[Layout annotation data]
++++++++++++++++++++
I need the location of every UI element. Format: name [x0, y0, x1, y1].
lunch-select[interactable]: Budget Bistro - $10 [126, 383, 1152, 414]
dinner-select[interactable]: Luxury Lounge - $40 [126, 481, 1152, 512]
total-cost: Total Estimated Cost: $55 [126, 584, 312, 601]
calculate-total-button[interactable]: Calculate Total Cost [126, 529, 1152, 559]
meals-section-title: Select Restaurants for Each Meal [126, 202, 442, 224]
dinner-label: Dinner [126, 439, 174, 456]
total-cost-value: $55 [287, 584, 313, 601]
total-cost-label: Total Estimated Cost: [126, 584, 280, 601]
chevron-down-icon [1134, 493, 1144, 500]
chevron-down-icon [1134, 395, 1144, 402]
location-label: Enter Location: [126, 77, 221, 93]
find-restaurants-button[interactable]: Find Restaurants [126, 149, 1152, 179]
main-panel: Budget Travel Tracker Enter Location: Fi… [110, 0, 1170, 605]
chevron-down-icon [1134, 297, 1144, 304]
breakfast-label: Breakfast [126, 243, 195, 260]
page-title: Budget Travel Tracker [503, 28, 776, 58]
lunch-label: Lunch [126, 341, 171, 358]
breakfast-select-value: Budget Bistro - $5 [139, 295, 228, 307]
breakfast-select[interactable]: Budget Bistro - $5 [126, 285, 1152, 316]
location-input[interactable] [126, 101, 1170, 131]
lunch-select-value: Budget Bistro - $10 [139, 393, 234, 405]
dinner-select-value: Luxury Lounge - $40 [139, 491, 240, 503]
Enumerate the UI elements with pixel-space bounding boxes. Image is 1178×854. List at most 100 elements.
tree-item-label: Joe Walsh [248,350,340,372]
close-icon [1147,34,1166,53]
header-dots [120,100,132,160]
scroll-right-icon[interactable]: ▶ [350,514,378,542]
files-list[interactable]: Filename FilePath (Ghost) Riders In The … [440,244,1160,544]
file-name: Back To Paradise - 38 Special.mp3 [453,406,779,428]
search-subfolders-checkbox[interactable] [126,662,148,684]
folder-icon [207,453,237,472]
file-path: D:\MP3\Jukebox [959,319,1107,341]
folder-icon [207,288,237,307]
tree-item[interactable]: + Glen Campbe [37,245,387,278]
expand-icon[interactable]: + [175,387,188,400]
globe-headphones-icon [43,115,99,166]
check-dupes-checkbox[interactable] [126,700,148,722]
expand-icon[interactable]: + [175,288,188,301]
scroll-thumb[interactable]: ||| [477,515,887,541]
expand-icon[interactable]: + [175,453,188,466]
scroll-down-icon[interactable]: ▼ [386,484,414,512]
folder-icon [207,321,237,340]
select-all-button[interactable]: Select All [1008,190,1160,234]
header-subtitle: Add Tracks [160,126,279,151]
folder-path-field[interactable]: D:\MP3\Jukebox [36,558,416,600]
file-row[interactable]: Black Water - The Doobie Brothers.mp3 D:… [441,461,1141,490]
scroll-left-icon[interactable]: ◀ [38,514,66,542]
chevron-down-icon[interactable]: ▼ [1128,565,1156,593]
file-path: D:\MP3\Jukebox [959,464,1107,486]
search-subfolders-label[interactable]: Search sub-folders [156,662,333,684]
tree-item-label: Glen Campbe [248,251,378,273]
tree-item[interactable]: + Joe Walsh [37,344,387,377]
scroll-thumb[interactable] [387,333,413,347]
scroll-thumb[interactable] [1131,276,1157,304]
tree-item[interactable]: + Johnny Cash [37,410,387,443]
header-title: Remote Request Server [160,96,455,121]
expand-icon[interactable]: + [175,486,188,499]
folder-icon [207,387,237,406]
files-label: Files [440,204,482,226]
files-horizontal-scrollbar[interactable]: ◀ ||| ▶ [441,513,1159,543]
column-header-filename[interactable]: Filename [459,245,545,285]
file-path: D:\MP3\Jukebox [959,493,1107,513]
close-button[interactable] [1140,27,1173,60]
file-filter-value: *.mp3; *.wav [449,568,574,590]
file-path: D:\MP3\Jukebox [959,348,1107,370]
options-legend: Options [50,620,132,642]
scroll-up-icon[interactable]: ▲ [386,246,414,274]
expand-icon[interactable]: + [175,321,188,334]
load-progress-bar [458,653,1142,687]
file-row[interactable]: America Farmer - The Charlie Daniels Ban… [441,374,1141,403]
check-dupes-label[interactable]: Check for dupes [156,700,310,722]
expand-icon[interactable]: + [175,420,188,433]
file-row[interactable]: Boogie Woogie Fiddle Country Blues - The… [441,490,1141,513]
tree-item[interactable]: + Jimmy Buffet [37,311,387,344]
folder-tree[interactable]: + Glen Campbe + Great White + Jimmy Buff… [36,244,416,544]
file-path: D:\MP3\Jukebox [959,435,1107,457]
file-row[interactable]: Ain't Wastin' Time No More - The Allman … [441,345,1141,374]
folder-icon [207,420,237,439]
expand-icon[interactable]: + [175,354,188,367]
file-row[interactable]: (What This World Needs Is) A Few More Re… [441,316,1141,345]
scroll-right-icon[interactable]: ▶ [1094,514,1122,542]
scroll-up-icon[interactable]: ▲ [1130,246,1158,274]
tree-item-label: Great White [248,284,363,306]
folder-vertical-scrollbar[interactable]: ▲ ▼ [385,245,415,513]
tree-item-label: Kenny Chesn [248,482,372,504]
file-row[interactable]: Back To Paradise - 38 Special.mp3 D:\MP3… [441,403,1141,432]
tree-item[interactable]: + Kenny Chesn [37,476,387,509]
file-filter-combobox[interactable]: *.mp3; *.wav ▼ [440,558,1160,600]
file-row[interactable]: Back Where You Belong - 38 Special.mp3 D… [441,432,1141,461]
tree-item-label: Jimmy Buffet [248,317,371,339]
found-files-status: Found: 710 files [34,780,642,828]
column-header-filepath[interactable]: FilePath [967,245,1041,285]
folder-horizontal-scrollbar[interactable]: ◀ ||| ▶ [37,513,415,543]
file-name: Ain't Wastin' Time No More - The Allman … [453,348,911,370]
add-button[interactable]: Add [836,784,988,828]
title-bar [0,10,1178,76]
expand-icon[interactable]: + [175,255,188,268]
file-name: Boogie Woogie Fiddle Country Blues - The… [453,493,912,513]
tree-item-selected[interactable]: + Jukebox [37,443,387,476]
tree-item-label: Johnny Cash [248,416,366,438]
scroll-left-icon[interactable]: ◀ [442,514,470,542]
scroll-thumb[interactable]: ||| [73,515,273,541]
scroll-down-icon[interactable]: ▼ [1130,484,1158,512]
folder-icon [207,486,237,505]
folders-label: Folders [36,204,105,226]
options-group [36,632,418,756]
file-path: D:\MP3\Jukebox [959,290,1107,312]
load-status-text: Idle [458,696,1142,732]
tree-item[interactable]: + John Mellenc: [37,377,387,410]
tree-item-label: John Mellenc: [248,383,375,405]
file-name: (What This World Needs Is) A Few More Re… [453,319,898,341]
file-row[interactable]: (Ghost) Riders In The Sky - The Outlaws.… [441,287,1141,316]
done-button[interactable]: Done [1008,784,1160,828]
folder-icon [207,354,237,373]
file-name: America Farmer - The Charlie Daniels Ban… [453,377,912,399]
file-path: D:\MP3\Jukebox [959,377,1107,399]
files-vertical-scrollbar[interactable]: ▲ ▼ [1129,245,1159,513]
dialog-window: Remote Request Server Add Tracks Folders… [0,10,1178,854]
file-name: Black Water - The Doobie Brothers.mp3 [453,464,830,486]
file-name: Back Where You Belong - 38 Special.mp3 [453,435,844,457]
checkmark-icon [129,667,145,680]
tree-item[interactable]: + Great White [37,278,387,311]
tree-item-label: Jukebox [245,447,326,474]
++++++++++++++++++++
* [The task] Reproduce all the records above line for line, without changing anything.

* [Final result]
I need the location of every UI element. Format: name [x0, y0, x1, y1].
lunch-select[interactable]: Budget Bistro - $10 [126, 383, 1152, 414]
dinner-select[interactable]: Luxury Lounge - $40 [126, 481, 1152, 512]
total-cost: Total Estimated Cost: $55 [126, 584, 312, 601]
calculate-total-button[interactable]: Calculate Total Cost [126, 529, 1152, 559]
meals-section-title: Select Restaurants for Each Meal [126, 202, 442, 224]
dinner-label: Dinner [126, 439, 174, 456]
total-cost-value: $55 [287, 584, 313, 601]
total-cost-label: Total Estimated Cost: [126, 584, 280, 601]
chevron-down-icon [1134, 493, 1144, 500]
chevron-down-icon [1134, 395, 1144, 402]
location-label: Enter Location: [126, 77, 221, 93]
find-restaurants-button[interactable]: Find Restaurants [126, 149, 1152, 179]
main-panel: Budget Travel Tracker Enter Location: Fi… [110, 0, 1170, 605]
chevron-down-icon [1134, 297, 1144, 304]
breakfast-label: Breakfast [126, 243, 195, 260]
page-title: Budget Travel Tracker [503, 28, 776, 58]
lunch-label: Lunch [126, 341, 171, 358]
breakfast-select-value: Budget Bistro - $5 [139, 295, 228, 307]
breakfast-select[interactable]: Budget Bistro - $5 [126, 285, 1152, 316]
location-input[interactable] [126, 101, 1170, 131]
lunch-select-value: Budget Bistro - $10 [139, 393, 234, 405]
dinner-select-value: Luxury Lounge - $40 [139, 491, 240, 503]
Enumerate the UI elements with pixel-space bounding boxes. Image is 1178×854. List at most 100 elements.
tree-item-label: Joe Walsh [248,350,340,372]
close-icon [1147,34,1166,53]
header-dots [120,100,132,160]
scroll-right-icon[interactable]: ▶ [350,514,378,542]
files-list[interactable]: Filename FilePath (Ghost) Riders In The … [440,244,1160,544]
file-name: Back To Paradise - 38 Special.mp3 [453,406,779,428]
search-subfolders-checkbox[interactable] [126,662,148,684]
folder-icon [207,453,237,472]
file-path: D:\MP3\Jukebox [959,319,1107,341]
folder-icon [207,288,237,307]
tree-item[interactable]: + Glen Campbe [37,245,387,278]
expand-icon[interactable]: + [175,387,188,400]
globe-headphones-icon [43,115,99,166]
check-dupes-checkbox[interactable] [126,700,148,722]
expand-icon[interactable]: + [175,288,188,301]
scroll-thumb[interactable]: ||| [477,515,887,541]
expand-icon[interactable]: + [175,453,188,466]
scroll-down-icon[interactable]: ▼ [386,484,414,512]
folder-icon [207,321,237,340]
select-all-button[interactable]: Select All [1008,190,1160,234]
header-subtitle: Add Tracks [160,126,279,151]
folder-path-field[interactable]: D:\MP3\Jukebox [36,558,416,600]
file-row[interactable]: Black Water - The Doobie Brothers.mp3 D:… [441,461,1141,490]
scroll-left-icon[interactable]: ◀ [38,514,66,542]
chevron-down-icon[interactable]: ▼ [1128,565,1156,593]
file-path: D:\MP3\Jukebox [959,464,1107,486]
search-subfolders-label[interactable]: Search sub-folders [156,662,333,684]
tree-item-label: Glen Campbe [248,251,378,273]
tree-item[interactable]: + Joe Walsh [37,344,387,377]
scroll-thumb[interactable] [387,333,413,347]
scroll-thumb[interactable] [1131,276,1157,304]
tree-item[interactable]: + Johnny Cash [37,410,387,443]
header-title: Remote Request Server [160,96,455,121]
expand-icon[interactable]: + [175,486,188,499]
folder-icon [207,387,237,406]
files-label: Files [440,204,482,226]
files-horizontal-scrollbar[interactable]: ◀ ||| ▶ [441,513,1159,543]
column-header-filename[interactable]: Filename [459,245,545,285]
file-path: D:\MP3\Jukebox [959,493,1107,513]
close-button[interactable] [1140,27,1173,60]
file-filter-value: *.mp3; *.wav [449,568,574,590]
file-path: D:\MP3\Jukebox [959,348,1107,370]
options-legend: Options [50,620,132,642]
scroll-up-icon[interactable]: ▲ [386,246,414,274]
expand-icon[interactable]: + [175,321,188,334]
load-progress-bar [458,653,1142,687]
file-row[interactable]: America Farmer - The Charlie Daniels Ban… [441,374,1141,403]
check-dupes-label[interactable]: Check for dupes [156,700,310,722]
expand-icon[interactable]: + [175,420,188,433]
file-row[interactable]: Boogie Woogie Fiddle Country Blues - The… [441,490,1141,513]
tree-item[interactable]: + Jimmy Buffet [37,311,387,344]
folder-tree[interactable]: + Glen Campbe + Great White + Jimmy Buff… [36,244,416,544]
file-path: D:\MP3\Jukebox [959,435,1107,457]
file-row[interactable]: Ain't Wastin' Time No More - The Allman … [441,345,1141,374]
folder-icon [207,420,237,439]
expand-icon[interactable]: + [175,354,188,367]
file-row[interactable]: (What This World Needs Is) A Few More Re… [441,316,1141,345]
scroll-right-icon[interactable]: ▶ [1094,514,1122,542]
scroll-up-icon[interactable]: ▲ [1130,246,1158,274]
tree-item-label: Great White [248,284,363,306]
folder-vertical-scrollbar[interactable]: ▲ ▼ [385,245,415,513]
tree-item-label: Kenny Chesn [248,482,372,504]
file-row[interactable]: Back To Paradise - 38 Special.mp3 D:\MP3… [441,403,1141,432]
tree-item[interactable]: + Kenny Chesn [37,476,387,509]
file-filter-combobox[interactable]: *.mp3; *.wav ▼ [440,558,1160,600]
file-row[interactable]: Back Where You Belong - 38 Special.mp3 D… [441,432,1141,461]
tree-item-label: Jimmy Buffet [248,317,371,339]
found-files-status: Found: 710 files [34,780,642,828]
column-header-filepath[interactable]: FilePath [967,245,1041,285]
folder-horizontal-scrollbar[interactable]: ◀ ||| ▶ [37,513,415,543]
file-name: Ain't Wastin' Time No More - The Allman … [453,348,911,370]
add-button[interactable]: Add [836,784,988,828]
title-bar [0,10,1178,76]
expand-icon[interactable]: + [175,255,188,268]
file-name: Boogie Woogie Fiddle Country Blues - The… [453,493,912,513]
tree-item-selected[interactable]: + Jukebox [37,443,387,476]
tree-item-label: Johnny Cash [248,416,366,438]
scroll-left-icon[interactable]: ◀ [442,514,470,542]
scroll-thumb[interactable]: ||| [73,515,273,541]
scroll-down-icon[interactable]: ▼ [1130,484,1158,512]
folder-icon [207,486,237,505]
folders-label: Folders [36,204,105,226]
options-group [36,632,418,756]
file-path: D:\MP3\Jukebox [959,290,1107,312]
load-status-text: Idle [458,696,1142,732]
tree-item[interactable]: + John Mellenc: [37,377,387,410]
tree-item-label: John Mellenc: [248,383,375,405]
file-name: (What This World Needs Is) A Few More Re… [453,319,898,341]
file-row[interactable]: (Ghost) Riders In The Sky - The Outlaws.… [441,287,1141,316]
done-button[interactable]: Done [1008,784,1160,828]
folder-icon [207,354,237,373]
file-name: America Farmer - The Charlie Daniels Ban… [453,377,912,399]
file-path: D:\MP3\Jukebox [959,377,1107,399]
files-vertical-scrollbar[interactable]: ▲ ▼ [1129,245,1159,513]
dialog-window: Remote Request Server Add Tracks Folders… [0,10,1178,854]
file-name: Black Water - The Doobie Brothers.mp3 [453,464,830,486]
file-name: Back Where You Belong - 38 Special.mp3 [453,435,844,457]
checkmark-icon [129,667,145,680]
tree-item[interactable]: + Great White [37,278,387,311]
tree-item-label: Jukebox [245,447,326,474]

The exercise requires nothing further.